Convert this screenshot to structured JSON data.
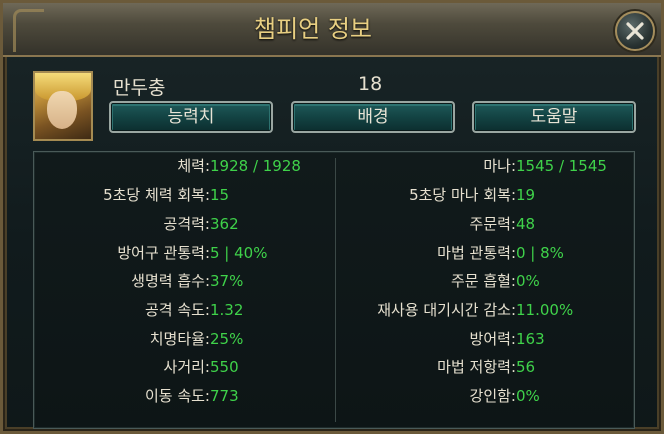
{
  "window": {
    "title": "챔피언 정보",
    "close_icon": "close-x-icon"
  },
  "champion": {
    "name": "만두충",
    "level": "18",
    "portrait_icon": "champion-portrait"
  },
  "tabs": [
    {
      "label": "능력치"
    },
    {
      "label": "배경"
    },
    {
      "label": "도움말"
    }
  ],
  "stats_left": [
    {
      "label": "체력:",
      "value": " 1928 / 1928"
    },
    {
      "label": "5초당 체력 회복:",
      "value": " 15"
    },
    {
      "label": "공격력:",
      "value": " 362"
    },
    {
      "label": "방어구 관통력:",
      "value": " 5 | 40%"
    },
    {
      "label": "생명력 흡수:",
      "value": " 37%"
    },
    {
      "label": "공격 속도:",
      "value": " 1.32"
    },
    {
      "label": "치명타율:",
      "value": " 25%"
    },
    {
      "label": "사거리:",
      "value": " 550"
    },
    {
      "label": "이동 속도:",
      "value": " 773"
    }
  ],
  "stats_right": [
    {
      "label": "마나:",
      "value": " 1545 / 1545"
    },
    {
      "label": "5초당 마나 회복:",
      "value": " 19"
    },
    {
      "label": "주문력:",
      "value": " 48"
    },
    {
      "label": "마법 관통력:",
      "value": " 0 | 8%"
    },
    {
      "label": "주문 흡혈:",
      "value": " 0%"
    },
    {
      "label": "재사용 대기시간 감소:",
      "value": " 11.00%"
    },
    {
      "label": "방어력:",
      "value": " 163"
    },
    {
      "label": "마법 저항력:",
      "value": " 56"
    },
    {
      "label": "강인함:",
      "value": " 0%"
    }
  ],
  "colors": {
    "title": "#e8cf82",
    "label": "#e6e0cf",
    "value": "#3fd24a",
    "frame_gold": "#a48d5c",
    "tab_teal": "#134343"
  }
}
━━━━━━━━
(Request): Your task is to repeat the material above exactly, without its pictures.

(Finished answer):
Convert this screenshot to structured JSON data.
{
  "window": {
    "title": "챔피언 정보",
    "close_icon": "close-x-icon"
  },
  "champion": {
    "name": "만두충",
    "level": "18",
    "portrait_icon": "champion-portrait"
  },
  "tabs": [
    {
      "label": "능력치"
    },
    {
      "label": "배경"
    },
    {
      "label": "도움말"
    }
  ],
  "stats_left": [
    {
      "label": "체력:",
      "value": " 1928 / 1928"
    },
    {
      "label": "5초당 체력 회복:",
      "value": " 15"
    },
    {
      "label": "공격력:",
      "value": " 362"
    },
    {
      "label": "방어구 관통력:",
      "value": " 5 | 40%"
    },
    {
      "label": "생명력 흡수:",
      "value": " 37%"
    },
    {
      "label": "공격 속도:",
      "value": " 1.32"
    },
    {
      "label": "치명타율:",
      "value": " 25%"
    },
    {
      "label": "사거리:",
      "value": " 550"
    },
    {
      "label": "이동 속도:",
      "value": " 773"
    }
  ],
  "stats_right": [
    {
      "label": "마나:",
      "value": " 1545 / 1545"
    },
    {
      "label": "5초당 마나 회복:",
      "value": " 19"
    },
    {
      "label": "주문력:",
      "value": " 48"
    },
    {
      "label": "마법 관통력:",
      "value": " 0 | 8%"
    },
    {
      "label": "주문 흡혈:",
      "value": " 0%"
    },
    {
      "label": "재사용 대기시간 감소:",
      "value": " 11.00%"
    },
    {
      "label": "방어력:",
      "value": " 163"
    },
    {
      "label": "마법 저항력:",
      "value": " 56"
    },
    {
      "label": "강인함:",
      "value": " 0%"
    }
  ],
  "colors": {
    "title": "#e8cf82",
    "label": "#e6e0cf",
    "value": "#3fd24a",
    "frame_gold": "#a48d5c",
    "tab_teal": "#134343"
  }
}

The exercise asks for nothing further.